Stated exercise →
Go through the entries below, tally each line with the string "text", and give the final number by itself.

____________________

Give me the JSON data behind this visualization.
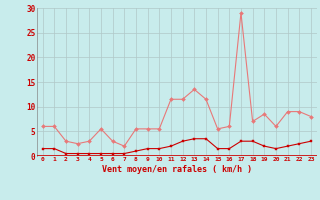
{
  "xlabel": "Vent moyen/en rafales ( km/h )",
  "bg_color": "#c8ecec",
  "grid_color": "#b0c8c8",
  "line_color_avg": "#e87878",
  "line_color_gust": "#cc0000",
  "xlim": [
    -0.5,
    23.5
  ],
  "ylim": [
    0,
    30
  ],
  "yticks": [
    0,
    5,
    10,
    15,
    20,
    25,
    30
  ],
  "xticks": [
    0,
    1,
    2,
    3,
    4,
    5,
    6,
    7,
    8,
    9,
    10,
    11,
    12,
    13,
    14,
    15,
    16,
    17,
    18,
    19,
    20,
    21,
    22,
    23
  ],
  "avg_values": [
    6,
    6,
    3,
    2.5,
    3,
    5.5,
    3,
    2,
    5.5,
    5.5,
    5.5,
    11.5,
    11.5,
    13.5,
    11.5,
    5.5,
    6,
    29,
    7,
    8.5,
    6,
    9,
    9,
    8
  ],
  "gust_values": [
    1.5,
    1.5,
    0.5,
    0.5,
    0.5,
    0.5,
    0.5,
    0.5,
    1,
    1.5,
    1.5,
    2,
    3,
    3.5,
    3.5,
    1.5,
    1.5,
    3,
    3,
    2,
    1.5,
    2,
    2.5,
    3
  ]
}
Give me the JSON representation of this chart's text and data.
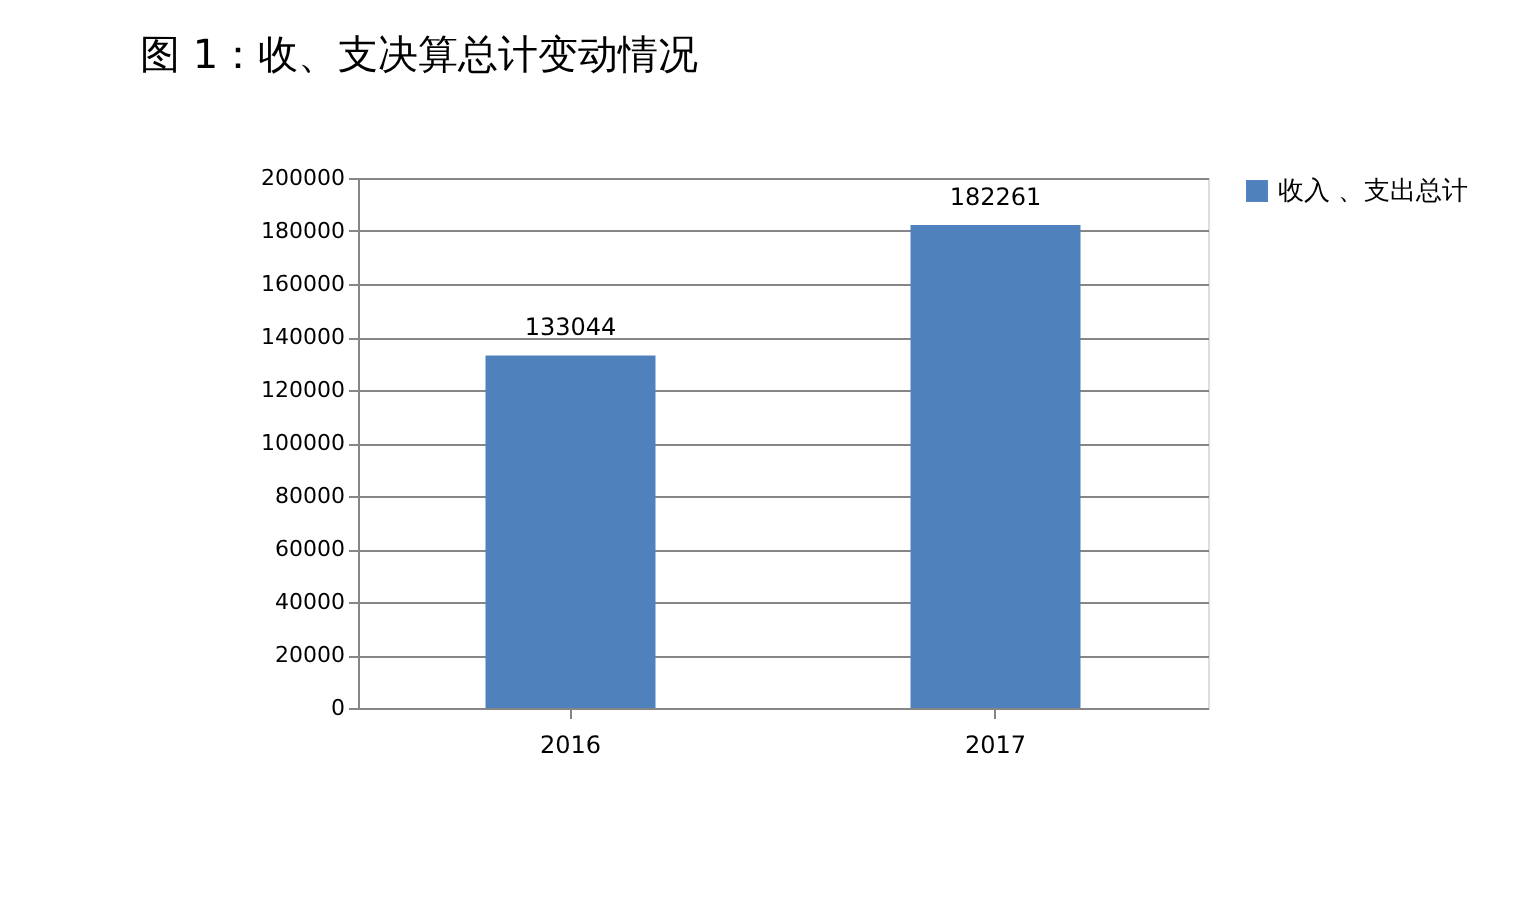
{
  "chart_data": {
    "type": "bar",
    "title": "图 1：收、支决算总计变动情况",
    "categories": [
      "2016",
      "2017"
    ],
    "series": [
      {
        "name": "收入 、支出总计",
        "color": "#4f81bd",
        "values": [
          133044,
          182261
        ]
      }
    ],
    "ylim": [
      0,
      200000
    ],
    "yticks": [
      0,
      20000,
      40000,
      60000,
      80000,
      100000,
      120000,
      140000,
      160000,
      180000,
      200000
    ],
    "grid": "y",
    "legend": "right",
    "data_labels": true
  }
}
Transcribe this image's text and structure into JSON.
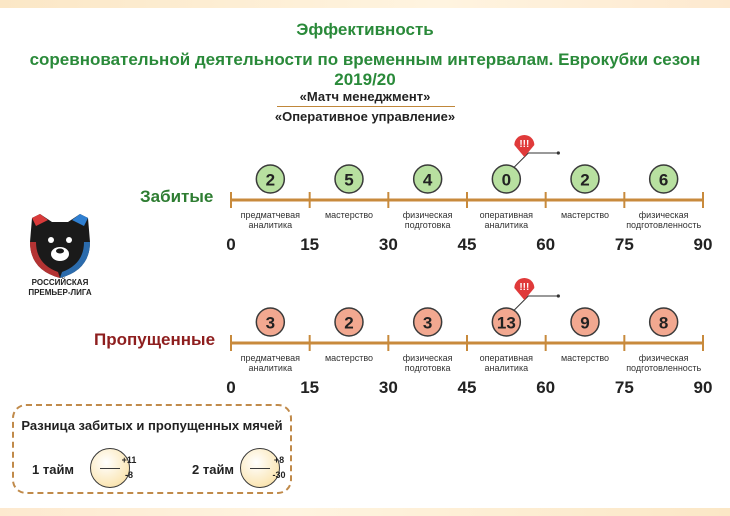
{
  "header": {
    "title_line1": "Эффективность",
    "title_line2": "соревновательной деятельности по временным интервалам. Еврокубки сезон 2019/20",
    "subtitle1": "«Матч менеджмент»",
    "subtitle2": "«Оперативное управление»"
  },
  "logo": {
    "line1": "РОССИЙСКАЯ",
    "line2": "ПРЕМЬЕР-ЛИГА"
  },
  "colors": {
    "scored_label": "#2e7d32",
    "conceded_label": "#8e1e1e",
    "scored_bubble": "#b8e0a0",
    "conceded_bubble": "#f2a890",
    "axis": "#c88a3c",
    "alert": "#e03a3a"
  },
  "chart_data": [
    {
      "type": "table",
      "name": "Забитые",
      "intervals": [
        "0-15",
        "15-30",
        "30-45",
        "45-60",
        "60-75",
        "75-90"
      ],
      "values": [
        2,
        5,
        4,
        0,
        2,
        6
      ],
      "categories": [
        [
          "предматчевая",
          "аналитика"
        ],
        [
          "мастерство"
        ],
        [
          "физическая",
          "подготовка"
        ],
        [
          "оперативная",
          "аналитика"
        ],
        [
          "мастерство"
        ],
        [
          "физическая",
          "подготовленность"
        ]
      ],
      "ticks": [
        0,
        15,
        30,
        45,
        60,
        75,
        90
      ],
      "alert": {
        "interval": "45-60",
        "text": "!!!"
      }
    },
    {
      "type": "table",
      "name": "Пропущенные",
      "intervals": [
        "0-15",
        "15-30",
        "30-45",
        "45-60",
        "60-75",
        "75-90"
      ],
      "values": [
        3,
        2,
        3,
        13,
        9,
        8
      ],
      "categories": [
        [
          "предматчевая",
          "аналитика"
        ],
        [
          "мастерство"
        ],
        [
          "физическая",
          "подготовка"
        ],
        [
          "оперативная",
          "аналитика"
        ],
        [
          "мастерство"
        ],
        [
          "физическая",
          "подготовленность"
        ]
      ],
      "ticks": [
        0,
        15,
        30,
        45,
        60,
        75,
        90
      ],
      "alert": {
        "interval": "45-60",
        "text": "!!!"
      }
    }
  ],
  "difference": {
    "title": "Разница забитых и пропущенных мячей",
    "half1": {
      "label": "1 тайм",
      "plus": "+11",
      "minus": "-8"
    },
    "half2": {
      "label": "2 тайм",
      "plus": "+8",
      "minus": "-30"
    }
  }
}
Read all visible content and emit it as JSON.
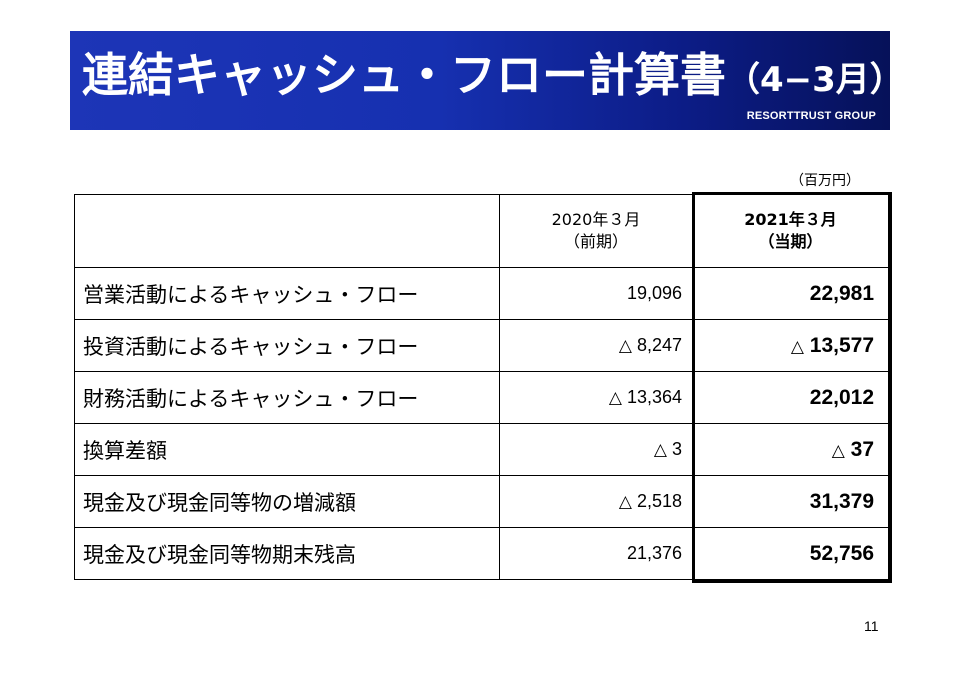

____________________

Solution →
4